Stored items from a collection:
---+---

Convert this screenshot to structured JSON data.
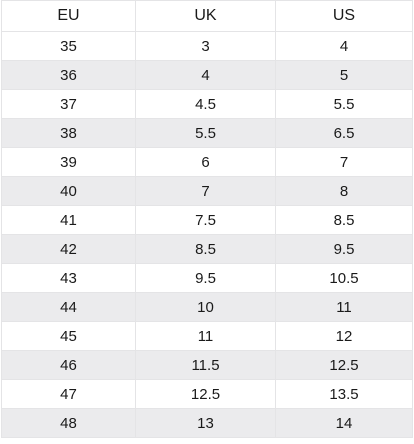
{
  "table": {
    "headers": [
      "EU",
      "UK",
      "US"
    ],
    "rows": [
      [
        "35",
        "3",
        "4"
      ],
      [
        "36",
        "4",
        "5"
      ],
      [
        "37",
        "4.5",
        "5.5"
      ],
      [
        "38",
        "5.5",
        "6.5"
      ],
      [
        "39",
        "6",
        "7"
      ],
      [
        "40",
        "7",
        "8"
      ],
      [
        "41",
        "7.5",
        "8.5"
      ],
      [
        "42",
        "8.5",
        "9.5"
      ],
      [
        "43",
        "9.5",
        "10.5"
      ],
      [
        "44",
        "10",
        "11"
      ],
      [
        "45",
        "11",
        "12"
      ],
      [
        "46",
        "11.5",
        "12.5"
      ],
      [
        "47",
        "12.5",
        "13.5"
      ],
      [
        "48",
        "13",
        "14"
      ]
    ]
  },
  "colors": {
    "stripe": "#ebebed",
    "border": "#e4e4e6",
    "text": "#1a1a1a"
  }
}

---+---

(Goal of the exercise)
Give back all entries exactly. No pictures belong in the copy.

(Result of the task)
Convert this screenshot to structured JSON data.
{
  "table": {
    "headers": [
      "EU",
      "UK",
      "US"
    ],
    "rows": [
      [
        "35",
        "3",
        "4"
      ],
      [
        "36",
        "4",
        "5"
      ],
      [
        "37",
        "4.5",
        "5.5"
      ],
      [
        "38",
        "5.5",
        "6.5"
      ],
      [
        "39",
        "6",
        "7"
      ],
      [
        "40",
        "7",
        "8"
      ],
      [
        "41",
        "7.5",
        "8.5"
      ],
      [
        "42",
        "8.5",
        "9.5"
      ],
      [
        "43",
        "9.5",
        "10.5"
      ],
      [
        "44",
        "10",
        "11"
      ],
      [
        "45",
        "11",
        "12"
      ],
      [
        "46",
        "11.5",
        "12.5"
      ],
      [
        "47",
        "12.5",
        "13.5"
      ],
      [
        "48",
        "13",
        "14"
      ]
    ]
  },
  "colors": {
    "stripe": "#ebebed",
    "border": "#e4e4e6",
    "text": "#1a1a1a"
  }
}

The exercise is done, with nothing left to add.